PROBLEM: Count how many lines below contain the word "Latina", then give that number alone.

RECORDS:
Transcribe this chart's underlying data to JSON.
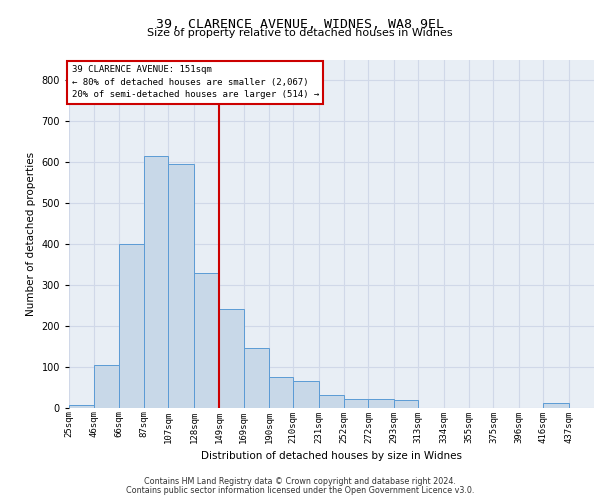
{
  "title1": "39, CLARENCE AVENUE, WIDNES, WA8 9EL",
  "title2": "Size of property relative to detached houses in Widnes",
  "xlabel": "Distribution of detached houses by size in Widnes",
  "ylabel": "Number of detached properties",
  "footer1": "Contains HM Land Registry data © Crown copyright and database right 2024.",
  "footer2": "Contains public sector information licensed under the Open Government Licence v3.0.",
  "annotation_line1": "39 CLARENCE AVENUE: 151sqm",
  "annotation_line2": "← 80% of detached houses are smaller (2,067)",
  "annotation_line3": "20% of semi-detached houses are larger (514) →",
  "bar_labels": [
    "25sqm",
    "46sqm",
    "66sqm",
    "87sqm",
    "107sqm",
    "128sqm",
    "149sqm",
    "169sqm",
    "190sqm",
    "210sqm",
    "231sqm",
    "252sqm",
    "272sqm",
    "293sqm",
    "313sqm",
    "334sqm",
    "355sqm",
    "375sqm",
    "396sqm",
    "416sqm",
    "437sqm"
  ],
  "bar_values": [
    5,
    105,
    400,
    615,
    595,
    330,
    240,
    145,
    75,
    65,
    30,
    20,
    20,
    18,
    0,
    0,
    0,
    0,
    0,
    10,
    0
  ],
  "bin_edges": [
    25,
    46,
    66,
    87,
    107,
    128,
    149,
    169,
    190,
    210,
    231,
    252,
    272,
    293,
    313,
    334,
    355,
    375,
    396,
    416,
    437,
    458
  ],
  "bar_color": "#c8d8e8",
  "bar_edge_color": "#5b9bd5",
  "property_line_x": 149,
  "annotation_box_color": "#ffffff",
  "annotation_box_edge_color": "#cc0000",
  "grid_color": "#d0d8e8",
  "bg_color": "#e8eef5",
  "ylim": [
    0,
    850
  ],
  "xlim": [
    25,
    458
  ],
  "title1_fontsize": 9.5,
  "title2_fontsize": 8.0,
  "ylabel_fontsize": 7.5,
  "xlabel_fontsize": 7.5,
  "footer_fontsize": 5.8,
  "tick_fontsize": 6.5,
  "annot_fontsize": 6.5
}
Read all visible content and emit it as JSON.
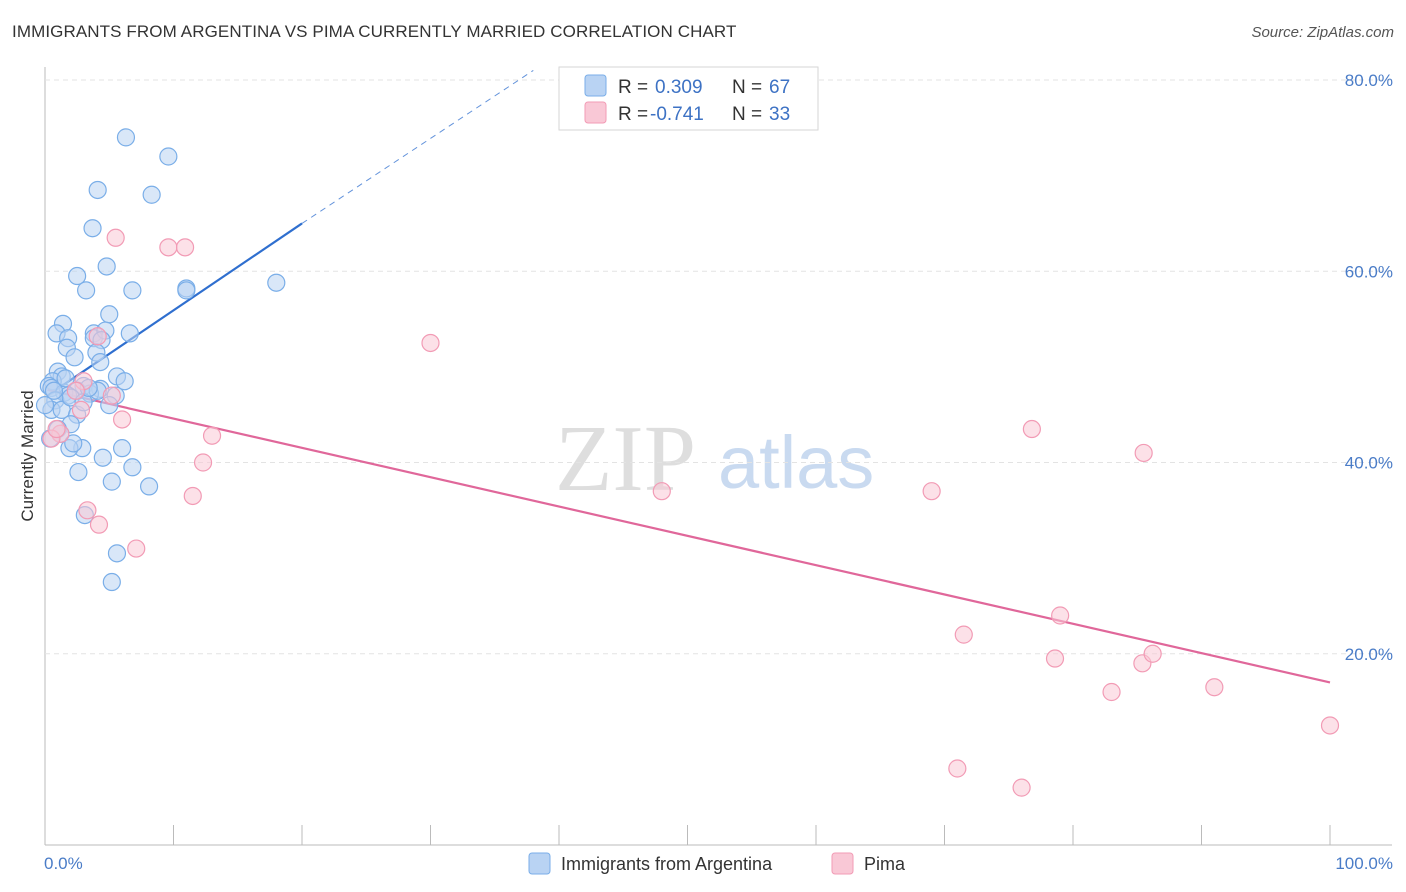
{
  "title": "IMMIGRANTS FROM ARGENTINA VS PIMA CURRENTLY MARRIED CORRELATION CHART",
  "source": "Source: ZipAtlas.com",
  "watermark": {
    "zip": "ZIP",
    "atlas": "atlas"
  },
  "chart_data": {
    "type": "scatter",
    "xlabel": "",
    "ylabel": "Currently Married",
    "xlim": [
      0,
      100
    ],
    "ylim": [
      0,
      80
    ],
    "x_tick_labels": [
      "0.0%",
      "100.0%"
    ],
    "y_ticks": [
      20,
      40,
      60,
      80
    ],
    "y_tick_labels": [
      "20.0%",
      "40.0%",
      "60.0%",
      "80.0%"
    ],
    "grid": true,
    "legend_position": "top-center",
    "series": [
      {
        "name": "Immigrants from Argentina",
        "color": "#7aaee8",
        "fill": "#b9d3f3",
        "line_color": "#2f6fcf",
        "R_label": "R =",
        "R": "0.309",
        "N_label": "N =",
        "N": "67",
        "trend": {
          "x0": 0.2,
          "y0": 47.0,
          "x1": 20.0,
          "y1": 65.0,
          "dash_x1": 38.0,
          "dash_y1": 81.0
        },
        "points": [
          [
            6.3,
            74.0
          ],
          [
            9.6,
            72.0
          ],
          [
            4.1,
            68.5
          ],
          [
            8.3,
            68.0
          ],
          [
            3.7,
            64.5
          ],
          [
            4.8,
            60.5
          ],
          [
            2.5,
            59.5
          ],
          [
            3.2,
            58.0
          ],
          [
            6.8,
            58.0
          ],
          [
            11.0,
            58.2
          ],
          [
            11.0,
            58.0
          ],
          [
            18.0,
            58.8
          ],
          [
            5.0,
            55.5
          ],
          [
            1.4,
            54.5
          ],
          [
            0.9,
            53.5
          ],
          [
            1.8,
            53.0
          ],
          [
            3.8,
            53.5
          ],
          [
            3.8,
            53.0
          ],
          [
            4.7,
            53.8
          ],
          [
            6.6,
            53.5
          ],
          [
            4.4,
            52.8
          ],
          [
            1.7,
            52.0
          ],
          [
            4.0,
            51.5
          ],
          [
            2.3,
            51.0
          ],
          [
            4.3,
            50.5
          ],
          [
            1.0,
            49.5
          ],
          [
            1.3,
            49.0
          ],
          [
            5.6,
            49.0
          ],
          [
            0.6,
            48.5
          ],
          [
            0.3,
            48.0
          ],
          [
            0.5,
            47.8
          ],
          [
            3.0,
            48.0
          ],
          [
            4.3,
            47.7
          ],
          [
            2.5,
            47.5
          ],
          [
            1.5,
            47.3
          ],
          [
            3.5,
            47.2
          ],
          [
            1.8,
            47.0
          ],
          [
            4.1,
            47.5
          ],
          [
            5.5,
            47.0
          ],
          [
            0.8,
            46.5
          ],
          [
            5.0,
            46.0
          ],
          [
            0.5,
            45.5
          ],
          [
            1.3,
            45.5
          ],
          [
            2.5,
            45.0
          ],
          [
            2.0,
            44.0
          ],
          [
            1.0,
            43.5
          ],
          [
            2.9,
            41.5
          ],
          [
            1.9,
            41.5
          ],
          [
            6.0,
            41.5
          ],
          [
            4.5,
            40.5
          ],
          [
            6.8,
            39.5
          ],
          [
            2.6,
            39.0
          ],
          [
            5.2,
            38.0
          ],
          [
            8.1,
            37.5
          ],
          [
            3.1,
            34.5
          ],
          [
            5.6,
            30.5
          ],
          [
            5.2,
            27.5
          ],
          [
            0.0,
            46.0
          ],
          [
            0.4,
            42.5
          ],
          [
            1.2,
            43.0
          ],
          [
            2.0,
            46.8
          ],
          [
            3.0,
            46.3
          ],
          [
            6.2,
            48.5
          ],
          [
            2.2,
            42.0
          ],
          [
            0.7,
            47.5
          ],
          [
            1.6,
            48.8
          ],
          [
            3.4,
            47.8
          ]
        ]
      },
      {
        "name": "Pima",
        "color": "#f29bb5",
        "fill": "#f9c8d6",
        "line_color": "#e0679a",
        "R_label": "R =",
        "R": "-0.741",
        "N_label": "N =",
        "N": "33",
        "trend": {
          "x0": 0.2,
          "y0": 47.6,
          "x1": 100.0,
          "y1": 17.0
        },
        "points": [
          [
            5.5,
            63.5
          ],
          [
            9.6,
            62.5
          ],
          [
            10.9,
            62.5
          ],
          [
            30.0,
            52.5
          ],
          [
            4.1,
            53.2
          ],
          [
            3.0,
            48.5
          ],
          [
            2.4,
            47.5
          ],
          [
            5.2,
            47.0
          ],
          [
            2.8,
            45.5
          ],
          [
            6.0,
            44.5
          ],
          [
            1.2,
            43.0
          ],
          [
            0.5,
            42.5
          ],
          [
            13.0,
            42.8
          ],
          [
            12.3,
            40.0
          ],
          [
            11.5,
            36.5
          ],
          [
            3.3,
            35.0
          ],
          [
            4.2,
            33.5
          ],
          [
            7.1,
            31.0
          ],
          [
            48.0,
            37.0
          ],
          [
            69.0,
            37.0
          ],
          [
            76.8,
            43.5
          ],
          [
            85.5,
            41.0
          ],
          [
            71.5,
            22.0
          ],
          [
            79.0,
            24.0
          ],
          [
            78.6,
            19.5
          ],
          [
            85.4,
            19.0
          ],
          [
            86.2,
            20.0
          ],
          [
            83.0,
            16.0
          ],
          [
            91.0,
            16.5
          ],
          [
            100.0,
            12.5
          ],
          [
            71.0,
            8.0
          ],
          [
            76.0,
            6.0
          ],
          [
            0.9,
            43.5
          ]
        ]
      }
    ]
  }
}
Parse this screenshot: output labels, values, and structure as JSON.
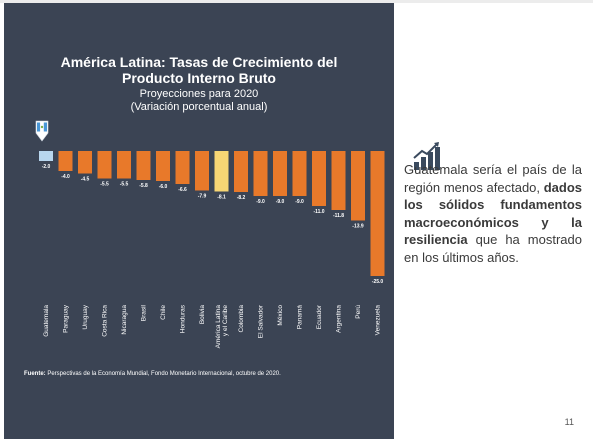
{
  "title_line1": "América Latina: Tasas de Crecimiento del",
  "title_line2": "Producto Interno Bruto",
  "subtitle_line1": "Proyecciones para 2020",
  "subtitle_line2": "(Variación porcentual anual)",
  "source_label": "Fuente:",
  "source_text": " Perspectivas de la Economía Mundial, Fondo Monetario Internacional, octubre de 2020.",
  "note": {
    "part1": "Guatemala sería el país de la región menos afectado, ",
    "bold": "dados los sólidos fundamentos macroeconómicos y la resiliencia",
    "part2": " que ha mostrado en los últimos años."
  },
  "page_number": "11",
  "colors": {
    "panel": "#3b4454",
    "bar": "#e8792a",
    "highlight_latam": "#f7d674",
    "highlight_guatemala": "#b8d6ee"
  },
  "chart_data": {
    "type": "bar",
    "categories": [
      "Guatemala",
      "Paraguay",
      "Uruguay",
      "Costa Rica",
      "Nicaragua",
      "Brasil",
      "Chile",
      "Honduras",
      "Bolivia",
      "América Latina y el Caribe",
      "Colombia",
      "El Salvador",
      "México",
      "Panamá",
      "Ecuador",
      "Argentina",
      "Perú",
      "Venezuela"
    ],
    "values": [
      -2.0,
      -4.0,
      -4.5,
      -5.5,
      -5.5,
      -5.8,
      -6.0,
      -6.6,
      -7.9,
      -8.1,
      -8.2,
      -9.0,
      -9.0,
      -9.0,
      -11.0,
      -11.8,
      -13.9,
      -25.0
    ],
    "value_labels": [
      "-2.0",
      "-4.0",
      "-4.5",
      "-5.5",
      "-5.5",
      "-5.8",
      "-6.0",
      "-6.6",
      "-7.9",
      "-8.1",
      "-8.2",
      "-9.0",
      "-9.0",
      "-9.0",
      "-11.0",
      "-11.8",
      "-13.9",
      "-25.0"
    ],
    "highlight": {
      "Guatemala": "light-blue",
      "América Latina y el Caribe": "yellow"
    },
    "ylim": [
      -25,
      0
    ],
    "grid": false,
    "legend": false
  }
}
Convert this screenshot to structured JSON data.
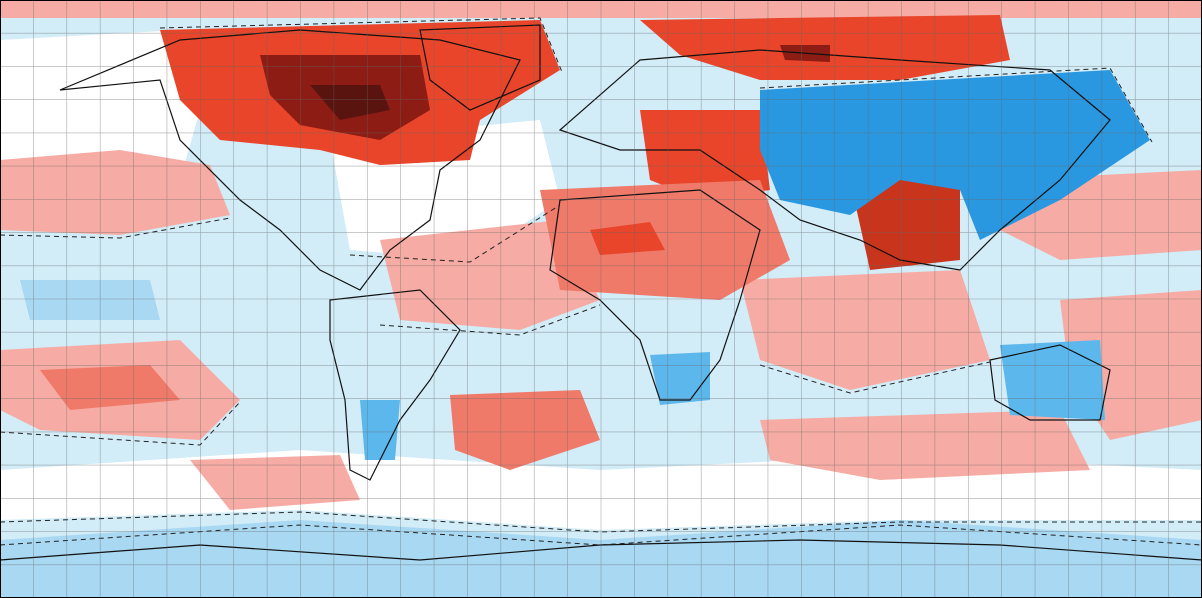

THE COMPLETED TASK: 3